___ Entries shown

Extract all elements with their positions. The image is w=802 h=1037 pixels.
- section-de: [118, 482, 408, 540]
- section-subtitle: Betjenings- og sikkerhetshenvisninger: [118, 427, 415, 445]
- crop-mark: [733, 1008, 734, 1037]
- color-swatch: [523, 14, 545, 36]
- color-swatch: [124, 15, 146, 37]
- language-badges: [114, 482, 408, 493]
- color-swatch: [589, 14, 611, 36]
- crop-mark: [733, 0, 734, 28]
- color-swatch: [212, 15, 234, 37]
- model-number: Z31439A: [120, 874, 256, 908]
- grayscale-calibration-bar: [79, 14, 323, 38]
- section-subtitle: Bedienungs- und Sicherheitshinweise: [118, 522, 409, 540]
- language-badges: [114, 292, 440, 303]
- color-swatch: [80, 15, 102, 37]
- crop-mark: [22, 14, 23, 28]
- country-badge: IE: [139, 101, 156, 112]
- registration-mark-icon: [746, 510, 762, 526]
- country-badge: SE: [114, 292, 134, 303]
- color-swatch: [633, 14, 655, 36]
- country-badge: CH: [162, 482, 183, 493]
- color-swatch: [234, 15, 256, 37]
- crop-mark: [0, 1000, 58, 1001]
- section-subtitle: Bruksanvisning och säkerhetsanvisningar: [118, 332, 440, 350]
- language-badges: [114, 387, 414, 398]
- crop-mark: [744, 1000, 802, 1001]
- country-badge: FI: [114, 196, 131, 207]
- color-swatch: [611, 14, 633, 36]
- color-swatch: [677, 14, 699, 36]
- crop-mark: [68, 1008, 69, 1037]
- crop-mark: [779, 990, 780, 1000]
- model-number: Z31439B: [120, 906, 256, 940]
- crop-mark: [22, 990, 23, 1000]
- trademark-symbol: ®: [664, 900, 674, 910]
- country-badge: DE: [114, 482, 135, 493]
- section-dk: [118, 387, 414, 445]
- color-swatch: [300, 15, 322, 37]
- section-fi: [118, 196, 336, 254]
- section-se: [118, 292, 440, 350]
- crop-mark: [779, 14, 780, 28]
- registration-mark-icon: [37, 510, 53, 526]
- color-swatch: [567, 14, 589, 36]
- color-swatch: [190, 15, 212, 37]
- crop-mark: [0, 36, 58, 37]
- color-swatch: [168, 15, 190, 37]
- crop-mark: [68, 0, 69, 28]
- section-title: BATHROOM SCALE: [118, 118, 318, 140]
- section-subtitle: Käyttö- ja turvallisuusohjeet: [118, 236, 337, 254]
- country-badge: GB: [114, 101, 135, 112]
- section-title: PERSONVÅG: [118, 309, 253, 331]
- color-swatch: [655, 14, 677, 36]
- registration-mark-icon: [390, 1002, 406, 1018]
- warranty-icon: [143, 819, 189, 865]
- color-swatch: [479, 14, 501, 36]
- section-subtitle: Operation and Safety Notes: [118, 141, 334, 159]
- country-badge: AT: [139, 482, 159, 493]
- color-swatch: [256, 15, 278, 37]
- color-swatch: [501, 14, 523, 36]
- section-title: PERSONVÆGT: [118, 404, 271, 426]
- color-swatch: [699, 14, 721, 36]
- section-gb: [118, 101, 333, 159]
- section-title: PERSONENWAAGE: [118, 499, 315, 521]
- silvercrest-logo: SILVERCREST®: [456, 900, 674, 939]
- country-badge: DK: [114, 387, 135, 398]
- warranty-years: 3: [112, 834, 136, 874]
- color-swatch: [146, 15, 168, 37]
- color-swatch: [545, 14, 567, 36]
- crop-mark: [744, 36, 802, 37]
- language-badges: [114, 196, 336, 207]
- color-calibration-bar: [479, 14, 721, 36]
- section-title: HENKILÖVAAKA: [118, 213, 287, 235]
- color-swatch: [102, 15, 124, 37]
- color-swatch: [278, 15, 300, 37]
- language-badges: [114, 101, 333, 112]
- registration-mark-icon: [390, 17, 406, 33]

______

== Challenge ==
Convert every line of the items above into a JSON list of strings, one string per line, leaving out blank lines.

== Final answer ==
[
  "Extract all elements with their positions. The image is w=802 h=1037 pixels.",
  "- section-de: [118, 482, 408, 540]",
  "- section-subtitle: Betjenings- og sikkerhetshenvisninger: [118, 427, 415, 445]",
  "- crop-mark: [733, 1008, 734, 1037]",
  "- color-swatch: [523, 14, 545, 36]",
  "- color-swatch: [124, 15, 146, 37]",
  "- language-badges: [114, 482, 408, 493]",
  "- color-swatch: [589, 14, 611, 36]",
  "- crop-mark: [733, 0, 734, 28]",
  "- color-swatch: [212, 15, 234, 37]",
  "- model-number: Z31439A: [120, 874, 256, 908]",
  "- grayscale-calibration-bar: [79, 14, 323, 38]",
  "- section-subtitle: Bedienungs- und Sicherheitshinweise: [118, 522, 409, 540]",
  "- language-badges: [114, 292, 440, 303]",
  "- color-swatch: [80, 15, 102, 37]",
  "- crop-mark: [22, 14, 23, 28]",
  "- country-badge: IE: [139, 101, 156, 112]",
  "- registration-mark-icon: [746, 510, 762, 526]",
  "- country-badge: SE: [114, 292, 134, 303]",
  "- color-swatch: [633, 14, 655, 36]",
  "- country-badge: CH: [162, 482, 183, 493]",
  "- color-swatch: [234, 15, 256, 37]",
  "- crop-mark: [0, 1000, 58, 1001]",
  "- section-subtitle: Bruksanvisning och säkerhetsanvisningar: [118, 332, 440, 350]",
  "- language-badges: [114, 387, 414, 398]",
  "- crop-mark: [744, 1000, 802, 1001]",
  "- country-badge: FI: [114, 196, 131, 207]",
  "- color-swatch: [611, 14, 633, 36]",
  "- color-swatch: [677, 14, 699, 36]",
  "- crop-mark: [68, 1008, 69, 1037]",
  "- crop-mark: [779, 990, 780, 1000]",
  "- model-number: Z31439B: [120, 906, 256, 940]",
  "- crop-mark: [22, 990, 23, 1000]",
  "- trademark-symbol: ®: [664, 900, 674, 910]",
  "- country-badge: DE: [114, 482, 135, 493]",
  "- section-dk: [118, 387, 414, 445]",
  "- color-swatch: [300, 15, 322, 37]",
  "- section-fi: [118, 196, 336, 254]",
  "- section-se: [118, 292, 440, 350]",
  "- crop-mark: [779, 14, 780, 28]",
  "- registration-mark-icon: [37, 510, 53, 526]",
  "- color-swatch: [567, 14, 589, 36]",
  "- color-swatch: [190, 15, 212, 37]",
  "- crop-mark: [0, 36, 58, 37]",
  "- color-swatch: [168, 15, 190, 37]",
  "- crop-mark: [68, 0, 69, 28]",
  "- section-title: BATHROOM SCALE: [118, 118, 318, 140]",
  "- section-subtitle: Käyttö- ja turvallisuusohjeet: [118, 236, 337, 254]",
  "- country-badge: GB: [114, 101, 135, 112]",
  "- section-title: PERSONVÅG: [118, 309, 253, 331]",
  "- color-swatch: [655, 14, 677, 36]",
  "- registration-mark-icon: [390, 1002, 406, 1018]",
  "- warranty-icon: [143, 819, 189, 865]",
  "- color-swatch: [479, 14, 501, 36]",
  "- section-subtitle: Operation and Safety Notes: [118, 141, 334, 159]",
  "- country-badge: AT: [139, 482, 159, 493]",
  "- color-swatch: [256, 15, 278, 37]",
  "- color-swatch: [501, 14, 523, 36]",
  "- section-title: PERSONVÆGT: [118, 404, 271, 426]",
  "- color-swatch: [699, 14, 721, 36]",
  "- section-gb: [118, 101, 333, 159]",
  "- section-title: PERSONENWAAGE: [118, 499, 315, 521]",
  "- silvercrest-logo: SILVERCREST®: [456, 900, 674, 939]",
  "- country-badge: DK: [114, 387, 135, 398]",
  "- warranty-years: 3: [112, 834, 136, 874]",
  "- color-swatch: [146, 15, 168, 37]",
  "- color-swatch: [545, 14, 567, 36]",
  "- crop-mark: [744, 36, 802, 37]",
  "- language-badges: [114, 196, 336, 207]",
  "- color-calibration-bar: [479, 14, 721, 36]",
  "- section-title: HENKILÖVAAKA: [118, 213, 287, 235]",
  "- color-swatch: [102, 15, 124, 37]",
  "- color-swatch: [278, 15, 300, 37]",
  "- language-badges: [114, 101, 333, 112]",
  "- registration-mark-icon: [390, 17, 406, 33]"
]